§ **Dataset items**

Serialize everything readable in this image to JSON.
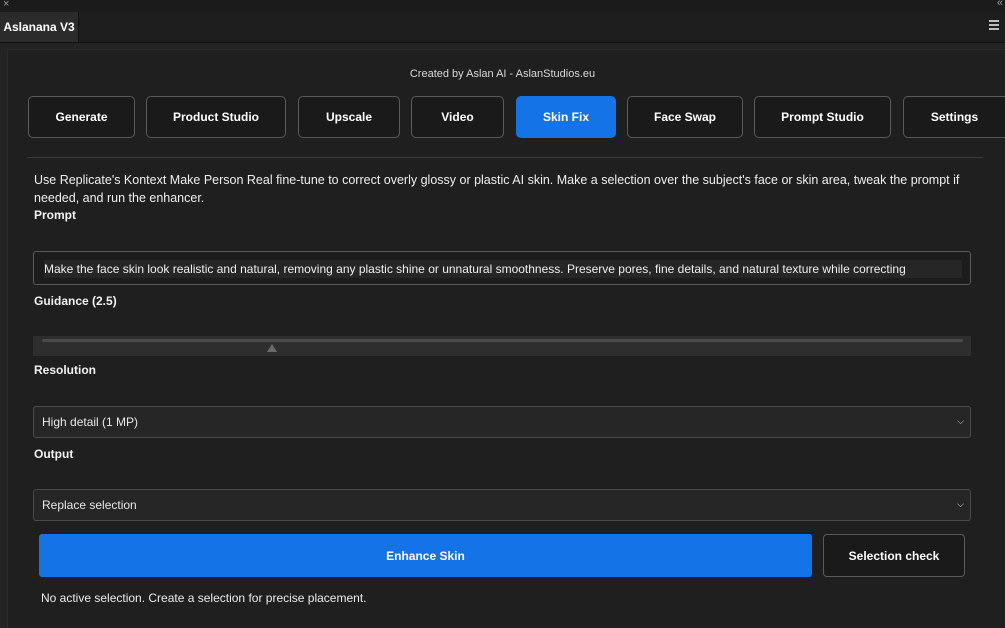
{
  "window": {
    "close_glyph": "×",
    "collapse_glyph": "«",
    "panel_title": "Aslanana V3",
    "menu_icon": "hamburger-menu-icon"
  },
  "credit": "Created by Aslan AI - AslanStudios.eu",
  "tabs": [
    {
      "label": "Generate",
      "active": false
    },
    {
      "label": "Product Studio",
      "active": false
    },
    {
      "label": "Upscale",
      "active": false
    },
    {
      "label": "Video",
      "active": false
    },
    {
      "label": "Skin Fix",
      "active": true
    },
    {
      "label": "Face Swap",
      "active": false
    },
    {
      "label": "Prompt Studio",
      "active": false
    },
    {
      "label": "Settings",
      "active": false
    }
  ],
  "skin_fix": {
    "description": "Use Replicate's Kontext Make Person Real fine-tune to correct overly glossy or plastic AI skin. Make a selection over the subject's face or skin area, tweak the prompt if needed, and run the enhancer.",
    "prompt_label": "Prompt",
    "prompt_value": "Make the face skin look realistic and natural, removing any plastic shine or unnatural smoothness. Preserve pores, fine details, and natural texture while correcting",
    "guidance_label": "Guidance (2.5)",
    "guidance_value": 2.5,
    "resolution_label": "Resolution",
    "resolution_value": "High detail (1 MP)",
    "output_label": "Output",
    "output_value": "Replace selection",
    "enhance_button": "Enhance Skin",
    "selection_check_button": "Selection check",
    "status": "No active selection. Create a selection for precise placement."
  },
  "colors": {
    "accent": "#1473e6",
    "background": "#1f1f1f"
  }
}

§ **What you will do**
Working from the lines above, reproduce the material exactly and exclude its pictures.

§ **Solution for this exercise**
Serialize everything readable in this image to JSON.
{
  "window": {
    "close_glyph": "×",
    "collapse_glyph": "«",
    "panel_title": "Aslanana V3",
    "menu_icon": "hamburger-menu-icon"
  },
  "credit": "Created by Aslan AI - AslanStudios.eu",
  "tabs": [
    {
      "label": "Generate",
      "active": false
    },
    {
      "label": "Product Studio",
      "active": false
    },
    {
      "label": "Upscale",
      "active": false
    },
    {
      "label": "Video",
      "active": false
    },
    {
      "label": "Skin Fix",
      "active": true
    },
    {
      "label": "Face Swap",
      "active": false
    },
    {
      "label": "Prompt Studio",
      "active": false
    },
    {
      "label": "Settings",
      "active": false
    }
  ],
  "skin_fix": {
    "description": "Use Replicate's Kontext Make Person Real fine-tune to correct overly glossy or plastic AI skin. Make a selection over the subject's face or skin area, tweak the prompt if needed, and run the enhancer.",
    "prompt_label": "Prompt",
    "prompt_value": "Make the face skin look realistic and natural, removing any plastic shine or unnatural smoothness. Preserve pores, fine details, and natural texture while correcting",
    "guidance_label": "Guidance (2.5)",
    "guidance_value": 2.5,
    "resolution_label": "Resolution",
    "resolution_value": "High detail (1 MP)",
    "output_label": "Output",
    "output_value": "Replace selection",
    "enhance_button": "Enhance Skin",
    "selection_check_button": "Selection check",
    "status": "No active selection. Create a selection for precise placement."
  },
  "colors": {
    "accent": "#1473e6",
    "background": "#1f1f1f"
  }
}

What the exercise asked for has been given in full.